:: Task data ::
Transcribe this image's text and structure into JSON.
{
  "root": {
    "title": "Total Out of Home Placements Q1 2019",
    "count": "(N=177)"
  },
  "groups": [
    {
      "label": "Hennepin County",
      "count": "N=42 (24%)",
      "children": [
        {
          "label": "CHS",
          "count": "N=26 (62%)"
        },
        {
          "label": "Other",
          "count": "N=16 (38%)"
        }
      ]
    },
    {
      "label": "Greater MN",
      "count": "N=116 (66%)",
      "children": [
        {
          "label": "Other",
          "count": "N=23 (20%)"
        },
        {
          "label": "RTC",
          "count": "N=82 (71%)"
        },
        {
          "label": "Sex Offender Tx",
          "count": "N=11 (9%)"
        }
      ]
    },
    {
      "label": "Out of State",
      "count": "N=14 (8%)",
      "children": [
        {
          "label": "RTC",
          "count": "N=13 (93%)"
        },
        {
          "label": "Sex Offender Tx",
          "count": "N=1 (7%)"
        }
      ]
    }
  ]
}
:::
[Directive]:
Look for the word "label" in every line of the listing and copy the lines that have it.

[Answer to this exercise]:
      "label": "Hennepin County",
          "label": "CHS",
          "label": "Other",
      "label": "Greater MN",
          "label": "Other",
          "label": "RTC",
          "label": "Sex Offender Tx",
      "label": "Out of State",
          "label": "RTC",
          "label": "Sex Offender Tx",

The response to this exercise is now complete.